● What to work on
Keep only the lines where "запчасти" appears.

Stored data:
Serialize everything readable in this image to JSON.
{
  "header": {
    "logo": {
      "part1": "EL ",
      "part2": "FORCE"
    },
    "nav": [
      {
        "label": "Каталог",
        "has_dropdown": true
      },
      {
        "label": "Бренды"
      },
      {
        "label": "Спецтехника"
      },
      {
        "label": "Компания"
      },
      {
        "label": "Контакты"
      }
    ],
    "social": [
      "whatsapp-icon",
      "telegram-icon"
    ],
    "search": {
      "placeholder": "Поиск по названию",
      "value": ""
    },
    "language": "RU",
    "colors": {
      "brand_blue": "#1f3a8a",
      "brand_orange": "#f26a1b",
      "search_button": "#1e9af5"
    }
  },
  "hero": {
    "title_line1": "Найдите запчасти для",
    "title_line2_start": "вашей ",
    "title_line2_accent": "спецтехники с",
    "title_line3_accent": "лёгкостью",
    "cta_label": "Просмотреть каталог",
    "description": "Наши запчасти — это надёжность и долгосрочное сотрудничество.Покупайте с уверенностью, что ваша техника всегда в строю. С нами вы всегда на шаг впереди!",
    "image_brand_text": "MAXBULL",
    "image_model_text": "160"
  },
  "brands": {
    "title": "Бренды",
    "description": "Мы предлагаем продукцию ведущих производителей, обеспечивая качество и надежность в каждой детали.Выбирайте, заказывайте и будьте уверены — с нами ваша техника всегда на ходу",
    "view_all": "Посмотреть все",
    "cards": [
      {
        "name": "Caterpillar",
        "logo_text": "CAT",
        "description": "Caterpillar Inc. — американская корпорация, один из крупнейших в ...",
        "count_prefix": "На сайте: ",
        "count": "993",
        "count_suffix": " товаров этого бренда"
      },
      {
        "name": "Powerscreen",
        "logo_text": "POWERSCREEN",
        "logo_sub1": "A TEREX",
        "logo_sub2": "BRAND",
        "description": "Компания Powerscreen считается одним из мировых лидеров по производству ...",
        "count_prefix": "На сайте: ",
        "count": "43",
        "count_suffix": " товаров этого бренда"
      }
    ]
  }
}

● Output
    "title_line1": "Найдите запчасти для",
    "description": "Наши запчасти — это надёжность и долгосрочное сотрудничество.Покупайте с уверенностью, что ваша техника всегда в строю. С нами вы всегда на шаг впереди!",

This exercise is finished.